**Objective:** Report every line in the listing below where the string "official" shows up.

[Collected data entries]
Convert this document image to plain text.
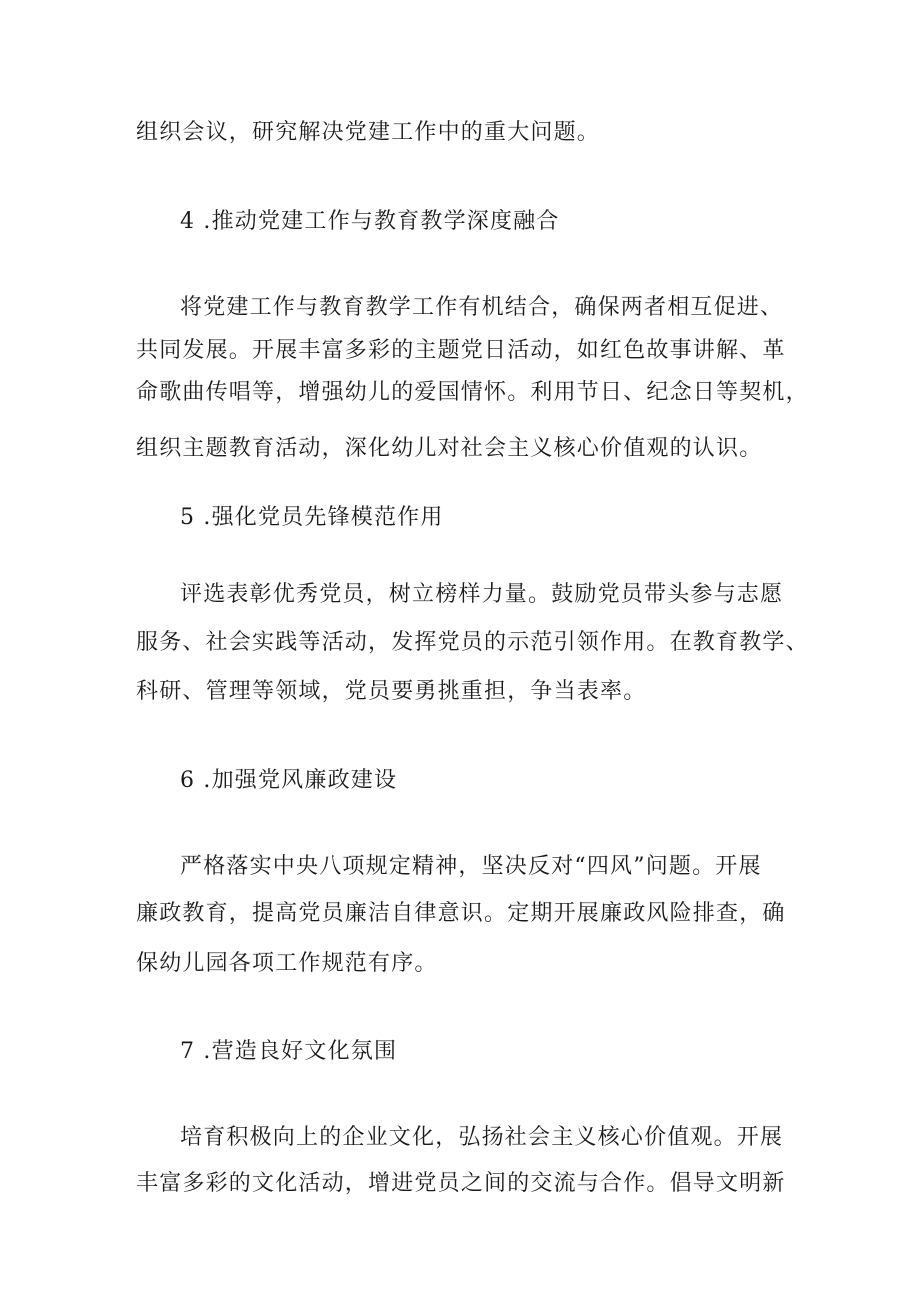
组织会议，研究解决党建工作中的重大问题。
4 .推动党建工作与教育教学深度融合
将党建工作与教育教学工作有机结合，确保两者相互促进、
共同发展。开展丰富多彩的主题党日活动，如红色故事讲解、革
命歌曲传唱等，增强幼儿的爱国情怀。利用节日、纪念日等契机，
组织主题教育活动，深化幼儿对社会主义核心价值观的认识。
5 .强化党员先锋模范作用
评选表彰优秀党员，树立榜样力量。鼓励党员带头参与志愿
服务、社会实践等活动，发挥党员的示范引领作用。在教育教学、
科研、管理等领域，党员要勇挑重担，争当表率。
6 .加强党风廉政建设
严格落实中央八项规定精神，坚决反对“四风”问题。开展
廉政教育，提高党员廉洁自律意识。定期开展廉政风险排查，确
保幼儿园各项工作规范有序。
7 .营造良好文化氛围
培育积极向上的企业文化，弘扬社会主义核心价值观。开展
丰富多彩的文化活动，增进党员之间的交流与合作。倡导文明新
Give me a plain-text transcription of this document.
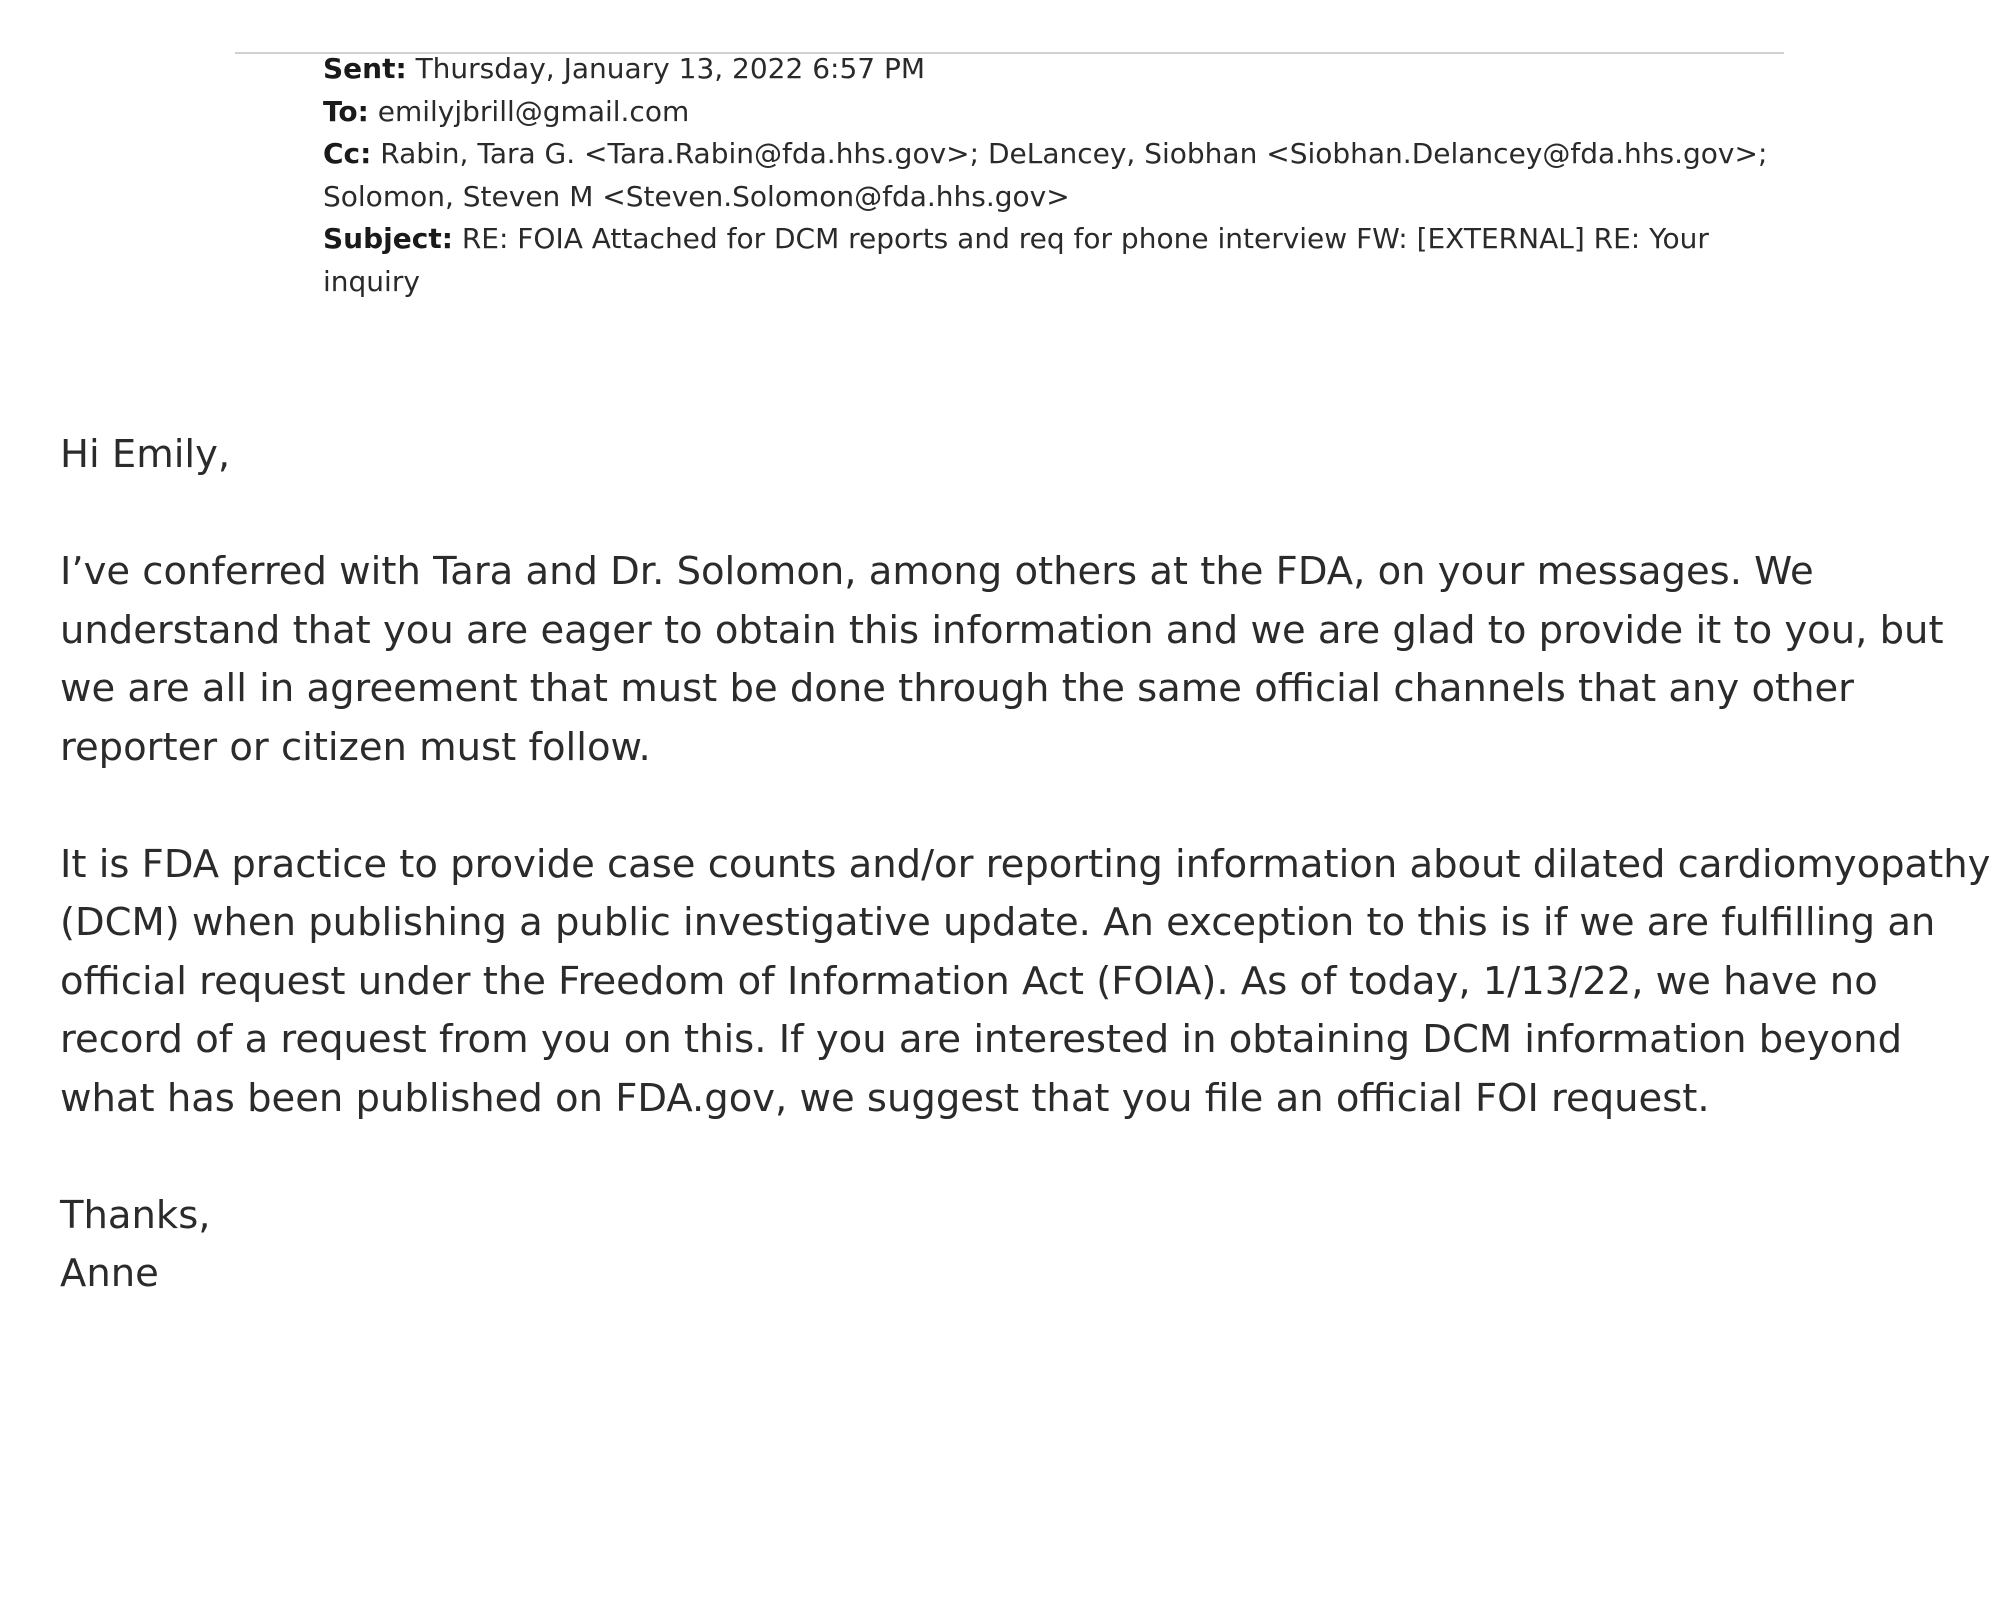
Sent: Thursday, January 13, 2022 6:57 PM
To: emilyjbrill@gmail.com
Cc: Rabin, Tara G. <Tara.Rabin@fda.hhs.gov>; DeLancey, Siobhan <Siobhan.Delancey@fda.hhs.gov>;
Solomon, Steven M <Steven.Solomon@fda.hhs.gov>
Subject: RE: FOIA Attached for DCM reports and req for phone interview FW: [EXTERNAL] RE: Your
inquiry

Hi Emily,

I’ve conferred with Tara and Dr. Solomon, among others at the FDA, on your messages. We
understand that you are eager to obtain this information and we are glad to provide it to you, but
we are all in agreement that must be done through the same official channels that any other
reporter or citizen must follow.

It is FDA practice to provide case counts and/or reporting information about dilated cardiomyopathy
(DCM) when publishing a public investigative update. An exception to this is if we are fulfilling an
official request under the Freedom of Information Act (FOIA). As of today, 1/13/22, we have no
record of a request from you on this. If you are interested in obtaining DCM information beyond
what has been published on FDA.gov, we suggest that you file an official FOI request.

Thanks,
Anne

**Response:**
we are all in agreement that must be done through the same official channels that any other
official request under the Freedom of Information Act (FOIA). As of today, 1/13/22, we have no
what has been published on FDA.gov, we suggest that you file an official FOI request.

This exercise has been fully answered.